[Data entries]
★ ★ ★

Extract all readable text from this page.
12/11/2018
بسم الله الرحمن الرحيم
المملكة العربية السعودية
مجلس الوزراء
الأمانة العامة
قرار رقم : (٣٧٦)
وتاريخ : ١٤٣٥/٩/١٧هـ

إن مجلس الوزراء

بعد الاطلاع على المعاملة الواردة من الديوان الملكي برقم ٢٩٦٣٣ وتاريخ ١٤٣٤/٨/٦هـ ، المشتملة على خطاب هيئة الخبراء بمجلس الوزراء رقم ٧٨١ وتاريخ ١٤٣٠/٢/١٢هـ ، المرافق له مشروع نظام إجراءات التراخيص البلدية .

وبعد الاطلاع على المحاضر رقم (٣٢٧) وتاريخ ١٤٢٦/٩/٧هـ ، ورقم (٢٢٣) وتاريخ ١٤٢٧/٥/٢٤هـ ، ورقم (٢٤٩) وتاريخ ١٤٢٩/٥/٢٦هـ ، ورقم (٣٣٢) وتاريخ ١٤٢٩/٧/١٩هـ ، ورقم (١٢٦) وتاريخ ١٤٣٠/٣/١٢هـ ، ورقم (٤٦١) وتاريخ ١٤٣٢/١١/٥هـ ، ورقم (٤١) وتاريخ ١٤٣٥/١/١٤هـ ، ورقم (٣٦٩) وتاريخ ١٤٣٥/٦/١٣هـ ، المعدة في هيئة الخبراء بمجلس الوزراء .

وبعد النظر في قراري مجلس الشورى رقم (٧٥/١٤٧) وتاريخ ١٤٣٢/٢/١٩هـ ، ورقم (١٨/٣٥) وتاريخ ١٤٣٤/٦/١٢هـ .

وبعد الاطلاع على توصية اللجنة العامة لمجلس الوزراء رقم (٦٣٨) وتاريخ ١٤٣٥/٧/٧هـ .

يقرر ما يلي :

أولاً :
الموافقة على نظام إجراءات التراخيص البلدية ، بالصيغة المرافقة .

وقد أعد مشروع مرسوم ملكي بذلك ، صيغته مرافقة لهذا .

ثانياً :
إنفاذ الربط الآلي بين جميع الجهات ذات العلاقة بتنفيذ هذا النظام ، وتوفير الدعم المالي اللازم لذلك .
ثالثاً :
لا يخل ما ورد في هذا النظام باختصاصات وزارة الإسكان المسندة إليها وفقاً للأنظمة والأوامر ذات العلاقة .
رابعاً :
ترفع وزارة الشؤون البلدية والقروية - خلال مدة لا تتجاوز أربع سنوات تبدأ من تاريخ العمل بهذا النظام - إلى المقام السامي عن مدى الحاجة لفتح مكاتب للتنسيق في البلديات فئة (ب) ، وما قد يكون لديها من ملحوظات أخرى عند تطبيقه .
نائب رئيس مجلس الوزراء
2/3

★ ★ ★

Search the data for the word "الوزراء" and copy each line where it appears.

[WRITTEN RESPONSE]:
مجلس الوزراء
إن مجلس الوزراء
بعد الاطلاع على المعاملة الواردة من الديوان الملكي برقم ٢٩٦٣٣ وتاريخ ١٤٣٤/٨/٦هـ ، المشتملة على خطاب هيئة الخبراء بمجلس الوزراء رقم ٧٨١ وتاريخ ١٤٣٠/٢/١٢هـ ، المرافق له مشروع نظام إجراءات التراخيص البلدية .
وبعد الاطلاع على المحاضر رقم (٣٢٧) وتاريخ ١٤٢٦/٩/٧هـ ، ورقم (٢٢٣) وتاريخ ١٤٢٧/٥/٢٤هـ ، ورقم (٢٤٩) وتاريخ ١٤٢٩/٥/٢٦هـ ، ورقم (٣٣٢) وتاريخ ١٤٢٩/٧/١٩هـ ، ورقم (١٢٦) وتاريخ ١٤٣٠/٣/١٢هـ ، ورقم (٤٦١) وتاريخ ١٤٣٢/١١/٥هـ ، ورقم (٤١) وتاريخ ١٤٣٥/١/١٤هـ ، ورقم (٣٦٩) وتاريخ ١٤٣٥/٦/١٣هـ ، المعدة في هيئة الخبراء بمجلس الوزراء .
وبعد الاطلاع على توصية اللجنة العامة لمجلس الوزراء رقم (٦٣٨) وتاريخ ١٤٣٥/٧/٧هـ .
نائب رئيس مجلس الوزراء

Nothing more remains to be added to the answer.